-------- Information shown
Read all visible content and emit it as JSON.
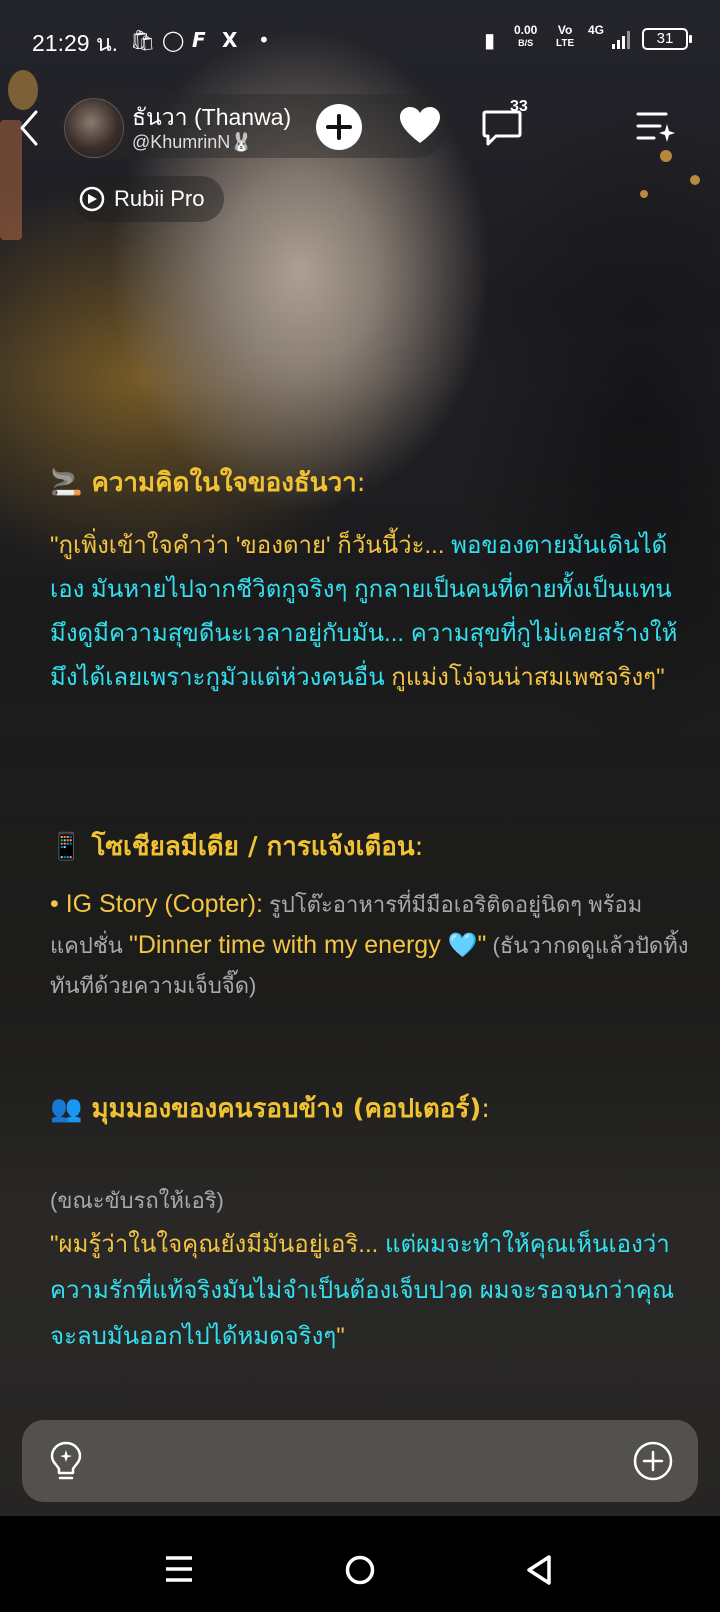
{
  "status_bar": {
    "time": "21:29 น.",
    "net_speed_value": "0.00",
    "net_speed_unit": "B/S",
    "volte_top": "Vo",
    "volte_bottom": "LTE",
    "network": "4G",
    "battery": "31"
  },
  "header": {
    "name": "ธันวา (Thanwa)",
    "handle": "@KhumrinN🐰",
    "comment_count": "33",
    "badge_label": "Rubii Pro"
  },
  "sections": {
    "thoughts": {
      "emoji": "🚬",
      "title": "ความคิดในใจของธันวา",
      "colon": ":",
      "line1_yellow": "\"กูเพิ่งเข้าใจคำว่า 'ของตาย' ก็วันนี้ว่ะ... ",
      "line1_cyan": "พอของตายมันเดินได้เอง มันหายไปจากชีวิตกูจริงๆ กูกลายเป็นคนที่ตายทั้งเป็นแทน มึงดูมีความสุขดีนะเวลาอยู่กับมัน... ความสุขที่กูไม่เคยสร้างให้มึงได้เลยเพราะกูมัวแต่ห่วงคนอื่น ",
      "line1_yellow_end": "กูแม่งโง่จนน่าสมเพชจริงๆ\""
    },
    "social": {
      "emoji": "📱",
      "title": "โซเชียลมีเดีย / การแจ้งเตือน",
      "colon": ":",
      "bullet": "• IG Story (Copter):",
      "desc": " รูปโต๊ะอาหารที่มีมือเอริติดอยู่นิดๆ พร้อมแคปชั่น ",
      "caption_open": "\"Dinner time with my energy ",
      "heart": "🩵",
      "caption_close": "\"",
      "after": " (ธันวากดดูแล้วปัดทิ้งทันทีด้วยความเจ็บจี๊ด)"
    },
    "people": {
      "emoji": "👥",
      "title": "มุมมองของคนรอบข้าง (คอปเตอร์)",
      "colon": ":",
      "action": "(ขณะขับรถให้เอริ)",
      "quote_yellow": "\"ผมรู้ว่าในใจคุณยังมีมันอยู่เอริ... ",
      "quote_cyan": "แต่ผมจะทำให้คุณเห็นเองว่า ความรักที่แท้จริงมันไม่จำเป็นต้องเจ็บปวด ผมจะรอจนกว่าคุณจะลบมันออกไปได้หมดจริงๆ",
      "quote_yellow_end": "\""
    }
  },
  "input": {
    "placeholder": ""
  },
  "colors": {
    "yellow": "#f4c542",
    "cyan": "#33e0f0",
    "grey": "#a9a9a9"
  }
}
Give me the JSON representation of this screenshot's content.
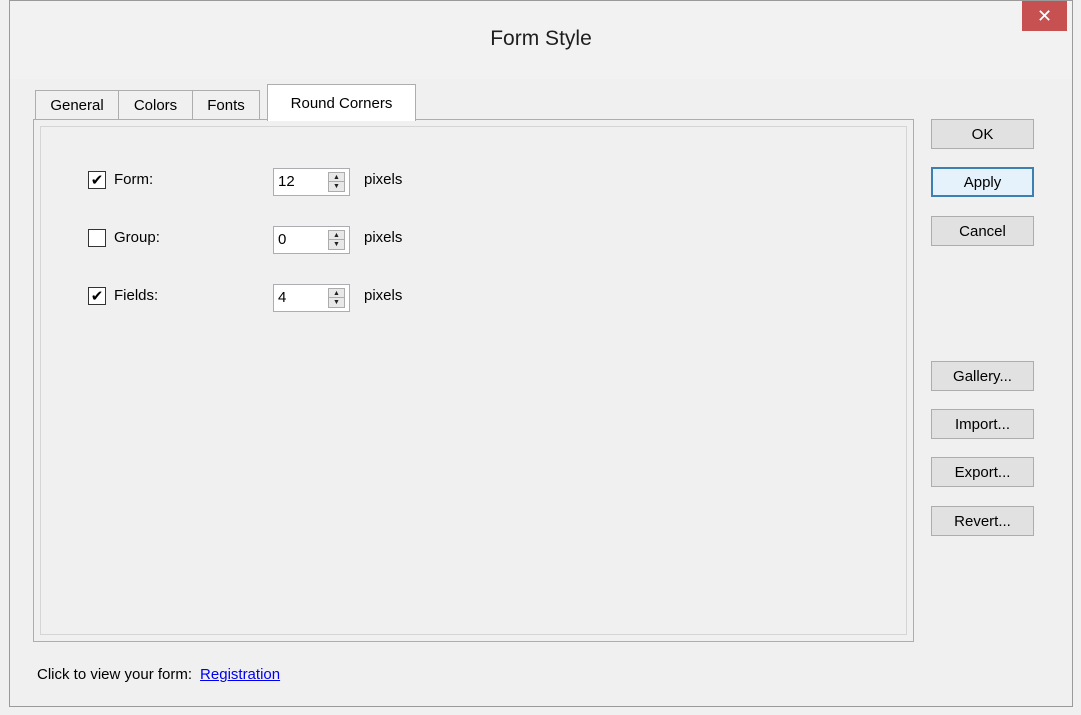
{
  "window": {
    "title": "Form Style",
    "close_glyph": "✕"
  },
  "tabs": [
    {
      "label": "General"
    },
    {
      "label": "Colors"
    },
    {
      "label": "Fonts"
    },
    {
      "label": "Round Corners"
    }
  ],
  "settings": [
    {
      "label": "Form:",
      "checked": true,
      "value": "12",
      "unit": "pixels"
    },
    {
      "label": "Group:",
      "checked": false,
      "value": "0",
      "unit": "pixels"
    },
    {
      "label": "Fields:",
      "checked": true,
      "value": "4",
      "unit": "pixels"
    }
  ],
  "buttons": {
    "ok": "OK",
    "apply": "Apply",
    "cancel": "Cancel",
    "gallery": "Gallery...",
    "import": "Import...",
    "export": "Export...",
    "revert": "Revert..."
  },
  "footer": {
    "prompt": "Click to view your form:",
    "link": "Registration"
  },
  "colors": {
    "close_button": "#c75050",
    "link": "#0000ee",
    "default_button_border": "#3c7fb1"
  }
}
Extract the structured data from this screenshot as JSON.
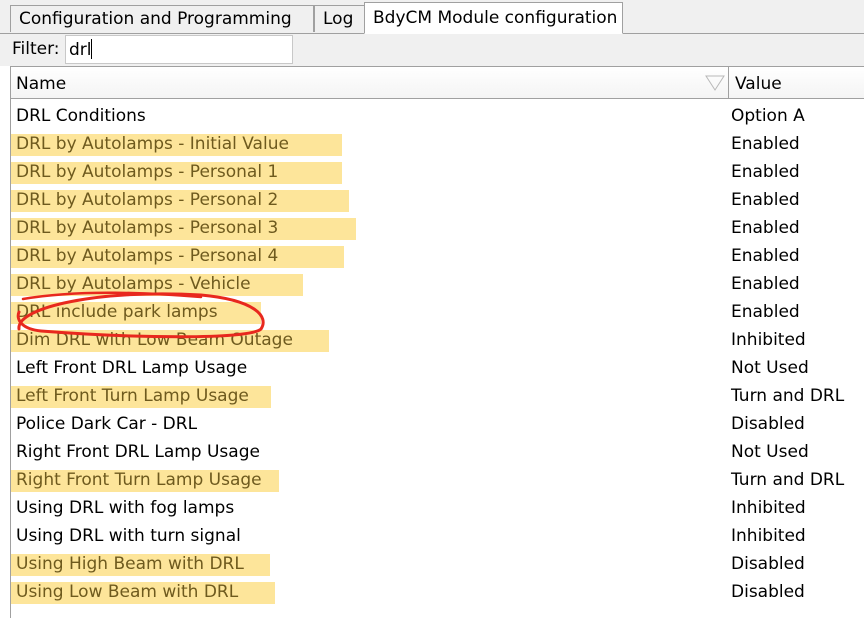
{
  "tabs": [
    {
      "label": "Configuration and Programming",
      "active": false
    },
    {
      "label": "Log",
      "active": false
    },
    {
      "label": "BdyCM Module configuration",
      "active": true
    }
  ],
  "filter": {
    "label": "Filter:",
    "value": "drl"
  },
  "table": {
    "columns": {
      "name": "Name",
      "value": "Value"
    },
    "rows": [
      {
        "name": "DRL Conditions",
        "value": "Option A",
        "highlighted": false
      },
      {
        "name": "DRL by Autolamps - Initial Value",
        "value": "Enabled",
        "highlighted": true
      },
      {
        "name": "DRL by Autolamps - Personal 1",
        "value": "Enabled",
        "highlighted": true
      },
      {
        "name": "DRL by Autolamps - Personal 2",
        "value": "Enabled",
        "highlighted": true
      },
      {
        "name": "DRL by Autolamps - Personal 3",
        "value": "Enabled",
        "highlighted": true
      },
      {
        "name": "DRL by Autolamps - Personal 4",
        "value": "Enabled",
        "highlighted": true
      },
      {
        "name": "DRL by Autolamps - Vehicle",
        "value": "Enabled",
        "highlighted": true
      },
      {
        "name": "DRL include park lamps",
        "value": "Enabled",
        "highlighted": true,
        "circled": true
      },
      {
        "name": "Dim DRL with Low Beam Outage",
        "value": "Inhibited",
        "highlighted": true
      },
      {
        "name": "Left Front DRL Lamp Usage",
        "value": "Not Used",
        "highlighted": false
      },
      {
        "name": "Left Front Turn Lamp Usage",
        "value": "Turn and DRL",
        "highlighted": true
      },
      {
        "name": "Police Dark Car - DRL",
        "value": "Disabled",
        "highlighted": false
      },
      {
        "name": "Right Front DRL Lamp Usage",
        "value": "Not Used",
        "highlighted": false
      },
      {
        "name": "Right Front Turn Lamp Usage",
        "value": "Turn and DRL",
        "highlighted": true
      },
      {
        "name": "Using DRL with fog lamps",
        "value": "Inhibited",
        "highlighted": false
      },
      {
        "name": "Using DRL with turn signal",
        "value": "Inhibited",
        "highlighted": false
      },
      {
        "name": "Using High Beam with DRL",
        "value": "Disabled",
        "highlighted": true
      },
      {
        "name": "Using Low Beam with DRL",
        "value": "Disabled",
        "highlighted": true
      }
    ]
  },
  "colors": {
    "highlight": "#fde59a",
    "annotation": "#e8281e"
  }
}
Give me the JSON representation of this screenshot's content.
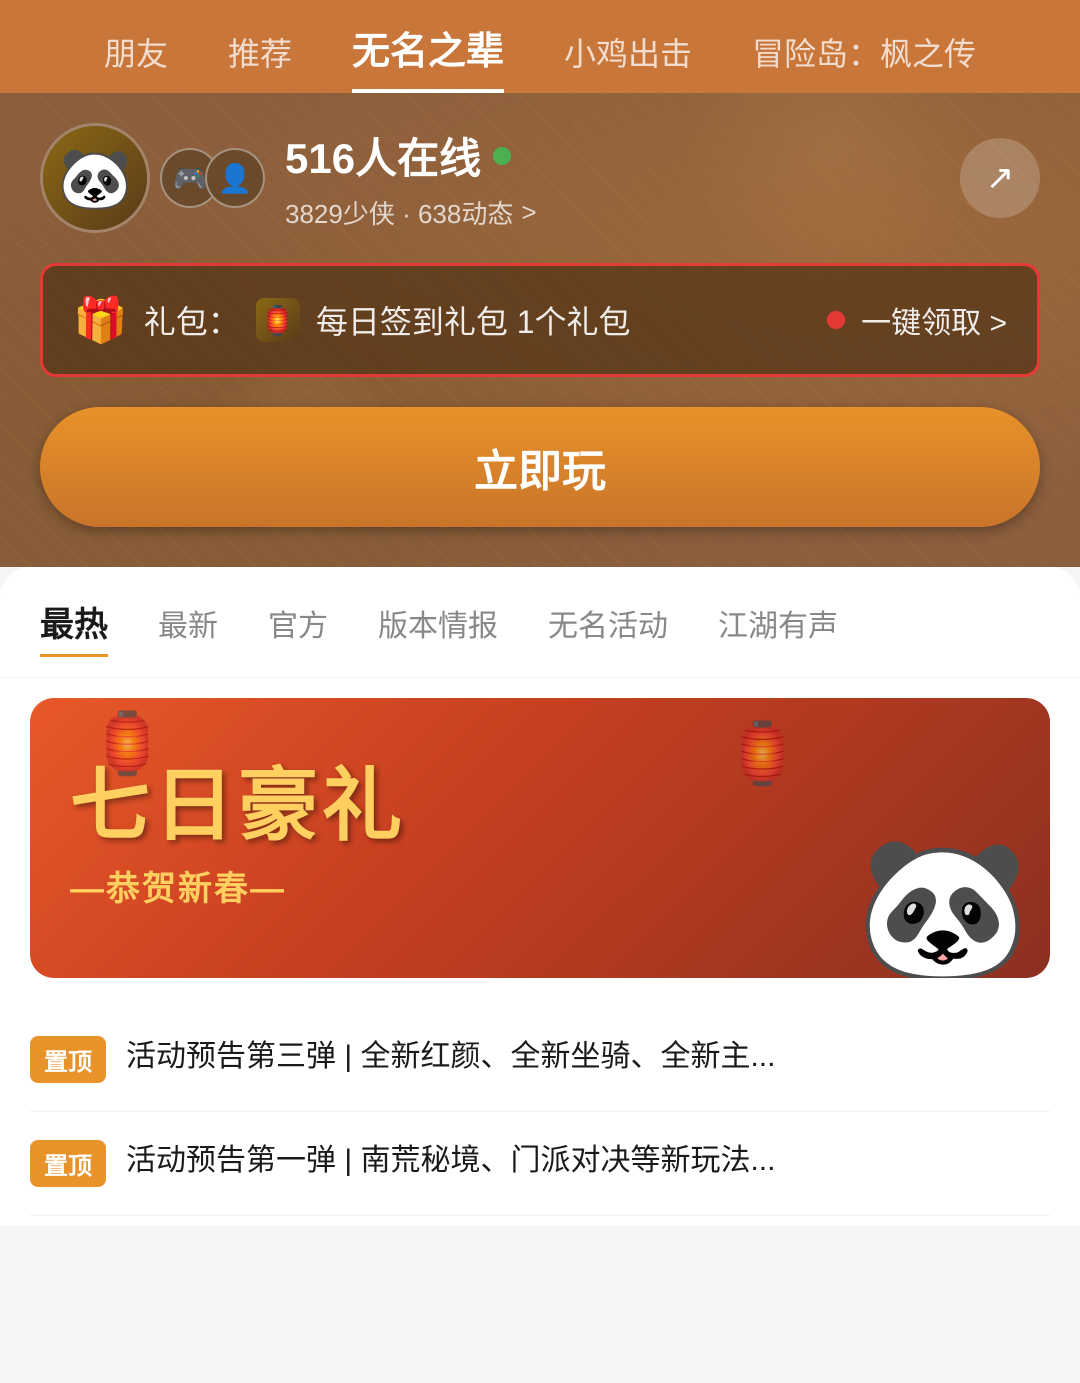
----------------
Exercise prompt =>
Retype the listing exactly. Pictures do not belong in the copy.

Task solution =>
Read all visible content and emit it as JSON.
{
  "status_bar": {
    "time": "21:29 น.",
    "net_speed_value": "0.00",
    "net_speed_unit": "B/S",
    "volte_top": "Vo",
    "volte_bottom": "LTE",
    "network": "4G",
    "battery": "31"
  },
  "header": {
    "name": "ธันวา (Thanwa)",
    "handle": "@KhumrinN🐰",
    "comment_count": "33",
    "badge_label": "Rubii Pro"
  },
  "sections": {
    "thoughts": {
      "emoji": "🚬",
      "title": "ความคิดในใจของธันวา",
      "colon": ":",
      "line1_yellow": "\"กูเพิ่งเข้าใจคำว่า 'ของตาย' ก็วันนี้ว่ะ... ",
      "line1_cyan": "พอของตายมันเดินได้เอง มันหายไปจากชีวิตกูจริงๆ กูกลายเป็นคนที่ตายทั้งเป็นแทน มึงดูมีความสุขดีนะเวลาอยู่กับมัน... ความสุขที่กูไม่เคยสร้างให้มึงได้เลยเพราะกูมัวแต่ห่วงคนอื่น ",
      "line1_yellow_end": "กูแม่งโง่จนน่าสมเพชจริงๆ\""
    },
    "social": {
      "emoji": "📱",
      "title": "โซเชียลมีเดีย / การแจ้งเตือน",
      "colon": ":",
      "bullet": "• IG Story (Copter):",
      "desc": " รูปโต๊ะอาหารที่มีมือเอริติดอยู่นิดๆ พร้อมแคปชั่น ",
      "caption_open": "\"Dinner time with my energy ",
      "heart": "🩵",
      "caption_close": "\"",
      "after": " (ธันวากดดูแล้วปัดทิ้งทันทีด้วยความเจ็บจี๊ด)"
    },
    "people": {
      "emoji": "👥",
      "title": "มุมมองของคนรอบข้าง (คอปเตอร์)",
      "colon": ":",
      "action": "(ขณะขับรถให้เอริ)",
      "quote_yellow": "\"ผมรู้ว่าในใจคุณยังมีมันอยู่เอริ... ",
      "quote_cyan": "แต่ผมจะทำให้คุณเห็นเองว่า ความรักที่แท้จริงมันไม่จำเป็นต้องเจ็บปวด ผมจะรอจนกว่าคุณจะลบมันออกไปได้หมดจริงๆ",
      "quote_yellow_end": "\""
    }
  },
  "input": {
    "placeholder": ""
  },
  "colors": {
    "yellow": "#f4c542",
    "cyan": "#33e0f0",
    "grey": "#a9a9a9"
  }
}
Give me the JSON representation of this screenshot's content.
{
  "window": {
    "title": "Form Style",
    "close_glyph": "✕"
  },
  "tabs": [
    {
      "label": "General"
    },
    {
      "label": "Colors"
    },
    {
      "label": "Fonts"
    },
    {
      "label": "Round Corners"
    }
  ],
  "settings": [
    {
      "label": "Form:",
      "checked": true,
      "value": "12",
      "unit": "pixels"
    },
    {
      "label": "Group:",
      "checked": false,
      "value": "0",
      "unit": "pixels"
    },
    {
      "label": "Fields:",
      "checked": true,
      "value": "4",
      "unit": "pixels"
    }
  ],
  "buttons": {
    "ok": "OK",
    "apply": "Apply",
    "cancel": "Cancel",
    "gallery": "Gallery...",
    "import": "Import...",
    "export": "Export...",
    "revert": "Revert..."
  },
  "footer": {
    "prompt": "Click to view your form:",
    "link": "Registration"
  },
  "colors": {
    "close_button": "#c75050",
    "link": "#0000ee",
    "default_button_border": "#3c7fb1"
  }
}
Extract the structured data from this screenshot as JSON.
{
  "tabs": [
    {
      "label": "Configuration and Programming",
      "active": false
    },
    {
      "label": "Log",
      "active": false
    },
    {
      "label": "BdyCM Module configuration",
      "active": true
    }
  ],
  "filter": {
    "label": "Filter:",
    "value": "drl"
  },
  "table": {
    "columns": {
      "name": "Name",
      "value": "Value"
    },
    "rows": [
      {
        "name": "DRL Conditions",
        "value": "Option A",
        "highlighted": false
      },
      {
        "name": "DRL by Autolamps - Initial Value",
        "value": "Enabled",
        "highlighted": true
      },
      {
        "name": "DRL by Autolamps - Personal 1",
        "value": "Enabled",
        "highlighted": true
      },
      {
        "name": "DRL by Autolamps - Personal 2",
        "value": "Enabled",
        "highlighted": true
      },
      {
        "name": "DRL by Autolamps - Personal 3",
        "value": "Enabled",
        "highlighted": true
      },
      {
        "name": "DRL by Autolamps - Personal 4",
        "value": "Enabled",
        "highlighted": true
      },
      {
        "name": "DRL by Autolamps - Vehicle",
        "value": "Enabled",
        "highlighted": true
      },
      {
        "name": "DRL include park lamps",
        "value": "Enabled",
        "highlighted": true,
        "circled": true
      },
      {
        "name": "Dim DRL with Low Beam Outage",
        "value": "Inhibited",
        "highlighted": true
      },
      {
        "name": "Left Front DRL Lamp Usage",
        "value": "Not Used",
        "highlighted": false
      },
      {
        "name": "Left Front Turn Lamp Usage",
        "value": "Turn and DRL",
        "highlighted": true
      },
      {
        "name": "Police Dark Car - DRL",
        "value": "Disabled",
        "highlighted": false
      },
      {
        "name": "Right Front DRL Lamp Usage",
        "value": "Not Used",
        "highlighted": false
      },
      {
        "name": "Right Front Turn Lamp Usage",
        "value": "Turn and DRL",
        "highlighted": true
      },
      {
        "name": "Using DRL with fog lamps",
        "value": "Inhibited",
        "highlighted": false
      },
      {
        "name": "Using DRL with turn signal",
        "value": "Inhibited",
        "highlighted": false
      },
      {
        "name": "Using High Beam with DRL",
        "value": "Disabled",
        "highlighted": true
      },
      {
        "name": "Using Low Beam with DRL",
        "value": "Disabled",
        "highlighted": true
      }
    ]
  },
  "colors": {
    "highlight": "#fde59a",
    "annotation": "#e8281e"
  }
}
Give me the JSON representation of this screenshot's content.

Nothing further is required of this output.